Material for this exercise —
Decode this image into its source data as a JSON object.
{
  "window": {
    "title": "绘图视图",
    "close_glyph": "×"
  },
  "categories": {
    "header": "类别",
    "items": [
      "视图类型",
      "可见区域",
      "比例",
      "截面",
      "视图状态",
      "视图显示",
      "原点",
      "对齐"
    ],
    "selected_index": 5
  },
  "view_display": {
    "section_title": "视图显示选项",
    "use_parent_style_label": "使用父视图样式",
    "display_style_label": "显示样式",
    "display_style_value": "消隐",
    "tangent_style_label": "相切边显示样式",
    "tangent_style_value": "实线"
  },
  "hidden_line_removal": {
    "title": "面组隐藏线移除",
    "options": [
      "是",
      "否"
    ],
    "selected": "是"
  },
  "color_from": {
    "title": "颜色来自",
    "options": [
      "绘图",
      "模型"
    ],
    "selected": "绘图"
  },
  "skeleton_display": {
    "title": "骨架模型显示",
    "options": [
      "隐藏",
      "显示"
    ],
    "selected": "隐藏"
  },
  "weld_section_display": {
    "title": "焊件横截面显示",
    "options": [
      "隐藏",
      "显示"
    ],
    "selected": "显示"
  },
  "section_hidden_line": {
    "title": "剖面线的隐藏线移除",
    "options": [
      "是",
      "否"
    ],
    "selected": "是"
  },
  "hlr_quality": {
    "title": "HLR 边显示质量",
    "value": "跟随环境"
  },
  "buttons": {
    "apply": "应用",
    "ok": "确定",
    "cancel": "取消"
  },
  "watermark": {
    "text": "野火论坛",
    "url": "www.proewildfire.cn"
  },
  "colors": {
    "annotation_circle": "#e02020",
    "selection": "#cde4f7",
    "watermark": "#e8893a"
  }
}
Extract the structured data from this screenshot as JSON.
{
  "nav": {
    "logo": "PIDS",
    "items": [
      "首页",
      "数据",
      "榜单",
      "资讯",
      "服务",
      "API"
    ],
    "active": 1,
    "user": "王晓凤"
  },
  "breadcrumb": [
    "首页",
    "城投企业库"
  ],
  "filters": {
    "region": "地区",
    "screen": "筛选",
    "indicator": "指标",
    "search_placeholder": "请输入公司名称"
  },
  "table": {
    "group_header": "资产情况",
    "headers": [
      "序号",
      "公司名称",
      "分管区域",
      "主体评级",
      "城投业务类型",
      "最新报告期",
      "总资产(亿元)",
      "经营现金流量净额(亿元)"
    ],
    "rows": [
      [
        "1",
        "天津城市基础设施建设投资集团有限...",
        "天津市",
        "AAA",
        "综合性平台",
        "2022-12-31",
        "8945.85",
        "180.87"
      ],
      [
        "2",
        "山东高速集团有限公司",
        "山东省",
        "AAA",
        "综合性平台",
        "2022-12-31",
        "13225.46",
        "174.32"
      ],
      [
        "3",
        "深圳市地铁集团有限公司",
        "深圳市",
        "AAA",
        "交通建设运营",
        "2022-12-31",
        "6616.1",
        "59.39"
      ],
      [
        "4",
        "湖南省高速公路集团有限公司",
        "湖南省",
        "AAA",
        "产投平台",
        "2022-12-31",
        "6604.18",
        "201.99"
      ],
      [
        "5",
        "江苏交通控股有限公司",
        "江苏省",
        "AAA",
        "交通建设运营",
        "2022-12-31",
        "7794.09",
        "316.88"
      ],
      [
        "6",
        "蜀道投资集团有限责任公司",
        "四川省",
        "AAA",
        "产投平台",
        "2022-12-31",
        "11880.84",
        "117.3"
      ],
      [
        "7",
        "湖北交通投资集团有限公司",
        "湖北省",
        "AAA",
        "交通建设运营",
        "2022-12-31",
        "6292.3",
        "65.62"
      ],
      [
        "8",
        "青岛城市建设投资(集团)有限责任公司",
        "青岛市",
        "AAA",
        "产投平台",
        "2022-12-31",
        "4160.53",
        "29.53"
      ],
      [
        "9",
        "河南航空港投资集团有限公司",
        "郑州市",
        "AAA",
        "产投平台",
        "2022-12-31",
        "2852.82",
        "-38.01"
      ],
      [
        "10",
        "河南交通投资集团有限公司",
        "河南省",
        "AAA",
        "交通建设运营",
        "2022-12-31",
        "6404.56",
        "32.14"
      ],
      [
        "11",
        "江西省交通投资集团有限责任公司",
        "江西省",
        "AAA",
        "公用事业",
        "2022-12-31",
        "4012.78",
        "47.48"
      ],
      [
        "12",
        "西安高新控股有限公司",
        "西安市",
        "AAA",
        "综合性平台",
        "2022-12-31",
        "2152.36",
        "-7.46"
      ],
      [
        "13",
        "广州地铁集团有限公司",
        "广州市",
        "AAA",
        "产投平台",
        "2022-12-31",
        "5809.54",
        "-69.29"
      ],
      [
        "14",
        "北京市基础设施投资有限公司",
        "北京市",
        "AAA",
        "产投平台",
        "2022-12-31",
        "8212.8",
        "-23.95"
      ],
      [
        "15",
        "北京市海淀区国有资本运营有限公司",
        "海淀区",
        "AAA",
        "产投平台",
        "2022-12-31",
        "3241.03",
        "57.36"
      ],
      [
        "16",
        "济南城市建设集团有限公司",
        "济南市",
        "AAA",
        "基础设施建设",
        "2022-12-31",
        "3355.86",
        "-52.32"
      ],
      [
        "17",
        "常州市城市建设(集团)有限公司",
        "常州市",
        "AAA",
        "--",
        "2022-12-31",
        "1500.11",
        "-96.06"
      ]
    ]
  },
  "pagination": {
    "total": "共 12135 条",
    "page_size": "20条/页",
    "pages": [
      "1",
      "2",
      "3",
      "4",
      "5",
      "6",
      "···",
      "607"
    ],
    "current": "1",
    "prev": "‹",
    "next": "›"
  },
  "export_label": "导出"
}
==
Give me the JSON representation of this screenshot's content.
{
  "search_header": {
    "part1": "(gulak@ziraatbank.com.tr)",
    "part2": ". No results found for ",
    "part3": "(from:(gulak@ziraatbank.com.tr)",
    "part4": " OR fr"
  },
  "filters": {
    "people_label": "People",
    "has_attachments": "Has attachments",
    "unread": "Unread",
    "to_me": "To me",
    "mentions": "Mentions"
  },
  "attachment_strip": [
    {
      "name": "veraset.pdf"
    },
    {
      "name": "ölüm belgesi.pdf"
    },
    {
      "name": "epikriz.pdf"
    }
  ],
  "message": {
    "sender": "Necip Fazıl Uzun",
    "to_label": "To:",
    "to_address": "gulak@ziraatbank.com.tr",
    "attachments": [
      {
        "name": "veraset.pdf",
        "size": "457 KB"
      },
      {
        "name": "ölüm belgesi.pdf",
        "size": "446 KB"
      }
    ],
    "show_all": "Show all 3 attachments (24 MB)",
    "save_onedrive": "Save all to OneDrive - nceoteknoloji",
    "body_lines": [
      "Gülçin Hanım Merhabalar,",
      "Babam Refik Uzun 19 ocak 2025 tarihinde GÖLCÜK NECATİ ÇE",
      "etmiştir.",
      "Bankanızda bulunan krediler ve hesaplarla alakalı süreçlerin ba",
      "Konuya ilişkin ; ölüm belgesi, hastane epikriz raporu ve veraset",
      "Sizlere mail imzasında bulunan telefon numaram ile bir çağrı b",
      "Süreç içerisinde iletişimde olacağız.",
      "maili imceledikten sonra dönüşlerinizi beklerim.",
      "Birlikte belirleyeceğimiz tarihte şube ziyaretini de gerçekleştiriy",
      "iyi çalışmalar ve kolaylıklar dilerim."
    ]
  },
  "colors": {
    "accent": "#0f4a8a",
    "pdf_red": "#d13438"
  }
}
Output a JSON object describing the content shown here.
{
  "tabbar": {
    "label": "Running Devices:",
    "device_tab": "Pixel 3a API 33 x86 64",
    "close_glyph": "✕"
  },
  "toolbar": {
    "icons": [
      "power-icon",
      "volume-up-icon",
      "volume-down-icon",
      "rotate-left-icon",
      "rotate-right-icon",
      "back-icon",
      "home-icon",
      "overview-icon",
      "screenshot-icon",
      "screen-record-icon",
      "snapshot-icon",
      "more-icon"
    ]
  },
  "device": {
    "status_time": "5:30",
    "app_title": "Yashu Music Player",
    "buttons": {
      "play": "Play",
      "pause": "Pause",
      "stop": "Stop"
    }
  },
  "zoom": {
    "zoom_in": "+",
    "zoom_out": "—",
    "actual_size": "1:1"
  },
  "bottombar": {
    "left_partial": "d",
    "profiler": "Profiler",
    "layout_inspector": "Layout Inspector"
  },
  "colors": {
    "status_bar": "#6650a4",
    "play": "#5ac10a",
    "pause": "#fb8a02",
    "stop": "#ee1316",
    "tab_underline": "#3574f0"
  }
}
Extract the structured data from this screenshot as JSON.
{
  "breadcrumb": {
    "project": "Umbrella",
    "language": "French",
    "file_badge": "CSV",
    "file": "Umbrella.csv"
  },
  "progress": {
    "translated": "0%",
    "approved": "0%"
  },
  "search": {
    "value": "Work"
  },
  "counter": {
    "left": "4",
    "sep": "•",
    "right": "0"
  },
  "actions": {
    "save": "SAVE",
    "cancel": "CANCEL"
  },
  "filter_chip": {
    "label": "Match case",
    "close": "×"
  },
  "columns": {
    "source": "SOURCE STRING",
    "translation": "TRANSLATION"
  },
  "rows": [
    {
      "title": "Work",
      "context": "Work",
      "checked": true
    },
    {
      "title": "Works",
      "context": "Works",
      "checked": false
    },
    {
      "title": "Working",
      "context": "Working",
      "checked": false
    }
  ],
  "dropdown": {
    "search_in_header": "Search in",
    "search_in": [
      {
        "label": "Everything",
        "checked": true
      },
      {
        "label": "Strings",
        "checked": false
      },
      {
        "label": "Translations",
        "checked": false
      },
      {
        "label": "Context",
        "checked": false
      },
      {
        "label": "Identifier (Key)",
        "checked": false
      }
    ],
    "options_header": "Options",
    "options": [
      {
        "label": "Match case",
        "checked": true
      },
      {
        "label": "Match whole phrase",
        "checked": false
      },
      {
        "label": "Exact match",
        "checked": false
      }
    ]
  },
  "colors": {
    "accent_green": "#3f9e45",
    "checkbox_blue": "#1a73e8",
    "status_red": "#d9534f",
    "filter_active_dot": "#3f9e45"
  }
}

Short task — List the lines of the records where "Umbrella" occurs.

Solved problem —
    "project": "Umbrella",
    "file": "Umbrella.csv"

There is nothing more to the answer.